SHORT TASK. Give every line again exactly as it appears, please, but not the pictures.

Extracted data entries:
=-=-=-=-=

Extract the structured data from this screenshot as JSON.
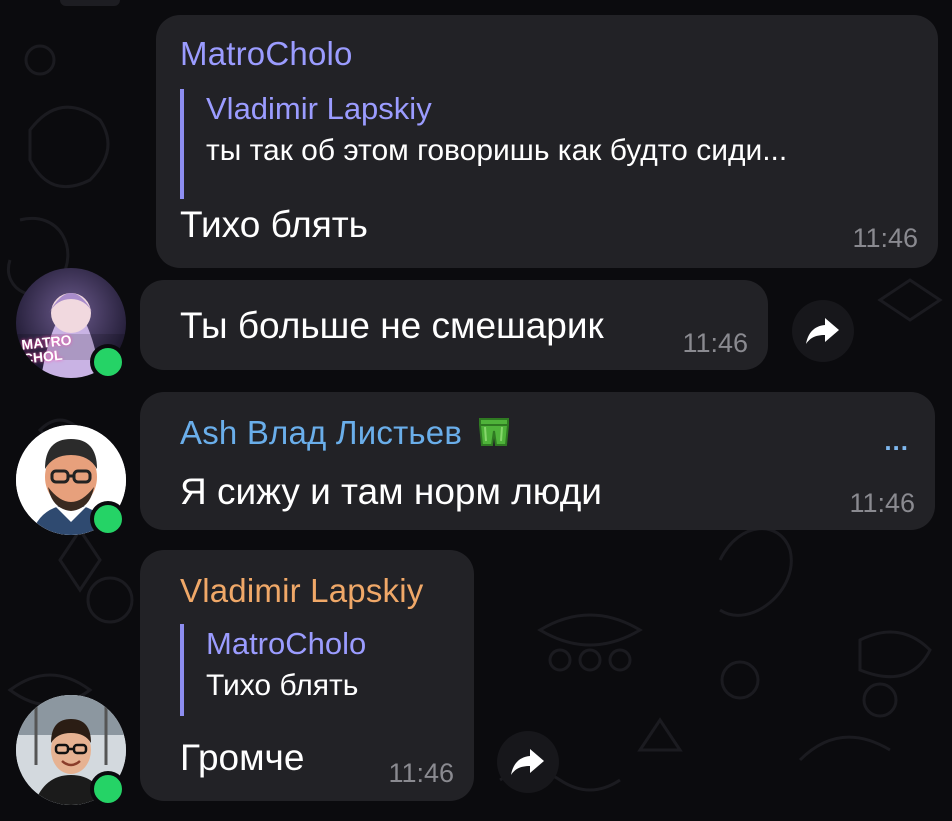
{
  "messages": [
    {
      "sender": "MatroCholo",
      "sender_color": "#9b9cff",
      "reply_to": {
        "name": "Vladimir Lapskiy",
        "text": "ты так об этом говоришь как будто сиди..."
      },
      "text": "Тихо блять",
      "time": "11:46"
    },
    {
      "text": "Ты больше не смешарик",
      "time": "11:46",
      "avatar_label": "MATRO CHOL",
      "share_icon": "share-arrow-icon"
    },
    {
      "sender": "Ash Влад Листьев",
      "sender_color": "#6aaeea",
      "sender_emoji": "shorts-icon",
      "menu": "...",
      "text": "Я сижу и там норм люди",
      "time": "11:46"
    },
    {
      "sender": "Vladimir Lapskiy",
      "sender_color": "#f0a868",
      "reply_to": {
        "name": "MatroCholo",
        "text": "Тихо блять"
      },
      "text": "Громче",
      "time": "11:46",
      "share_icon": "share-arrow-icon"
    }
  ],
  "colors": {
    "background": "#0b0b0e",
    "bubble": "#222226",
    "online": "#25d366",
    "timestamp": "#8a8a90"
  }
}
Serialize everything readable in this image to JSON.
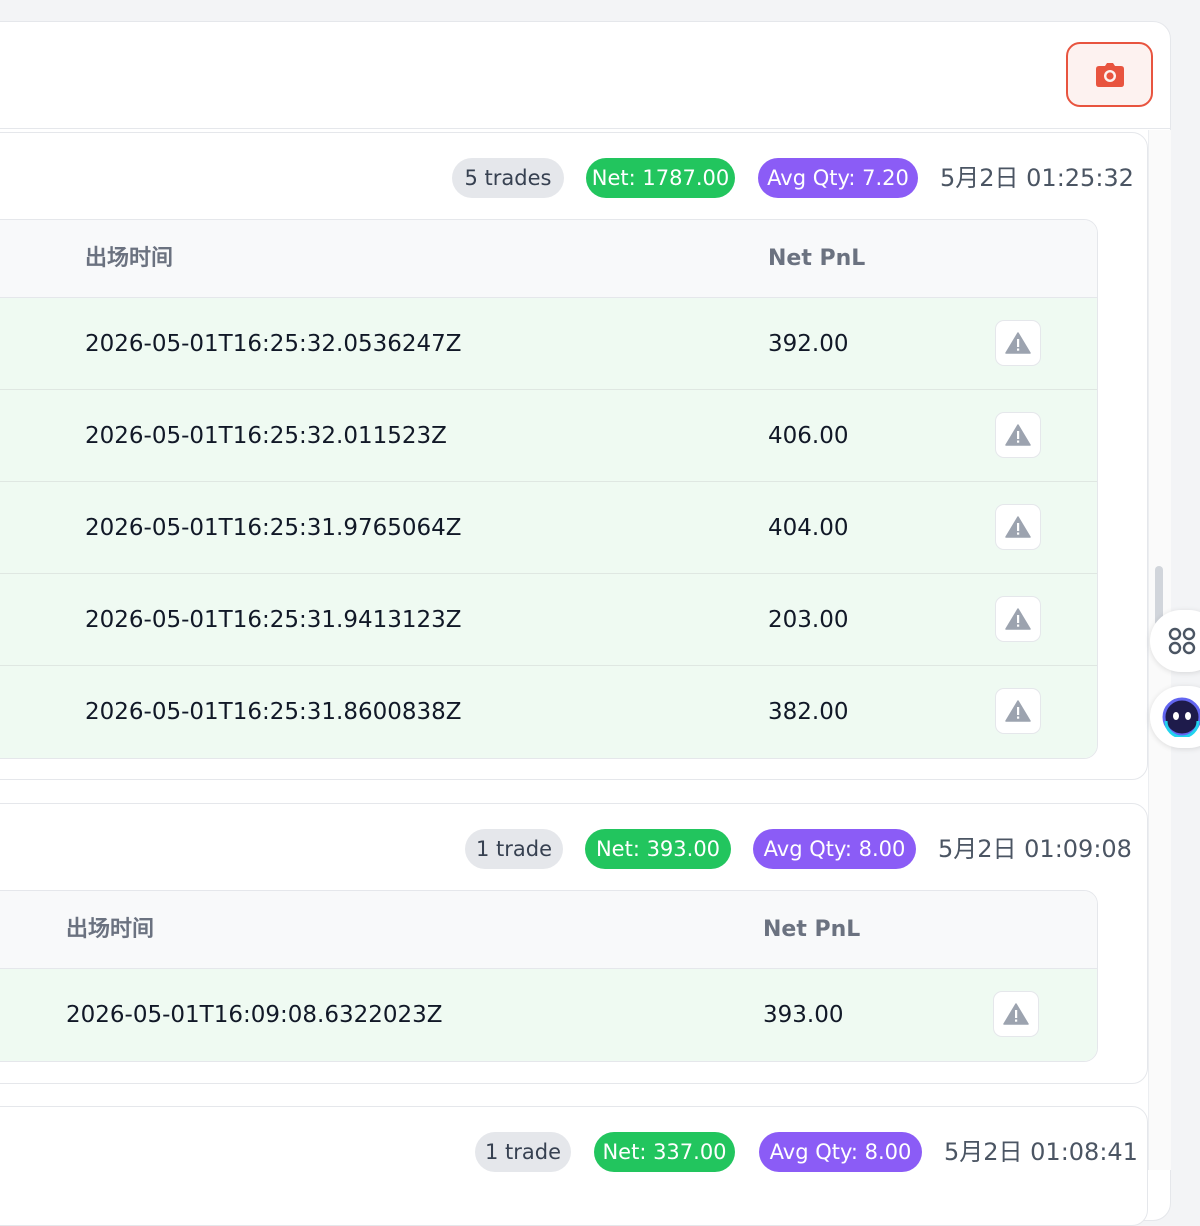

=-=-=-=-=

WRITTEN REPLY.
Extract the structured data from this screenshot as JSON.
{
  "messages": [
    {
      "sender": "MatroCholo",
      "sender_color": "#9b9cff",
      "reply_to": {
        "name": "Vladimir Lapskiy",
        "text": "ты так об этом говоришь как будто сиди..."
      },
      "text": "Тихо блять",
      "time": "11:46"
    },
    {
      "text": "Ты больше не смешарик",
      "time": "11:46",
      "avatar_label": "MATRO CHOL",
      "share_icon": "share-arrow-icon"
    },
    {
      "sender": "Ash Влад Листьев",
      "sender_color": "#6aaeea",
      "sender_emoji": "shorts-icon",
      "menu": "...",
      "text": "Я сижу и там норм люди",
      "time": "11:46"
    },
    {
      "sender": "Vladimir Lapskiy",
      "sender_color": "#f0a868",
      "reply_to": {
        "name": "MatroCholo",
        "text": "Тихо блять"
      },
      "text": "Громче",
      "time": "11:46",
      "share_icon": "share-arrow-icon"
    }
  ],
  "colors": {
    "background": "#0b0b0e",
    "bubble": "#222226",
    "online": "#25d366",
    "timestamp": "#8a8a90"
  }
}
Serialize everything readable in this image to JSON.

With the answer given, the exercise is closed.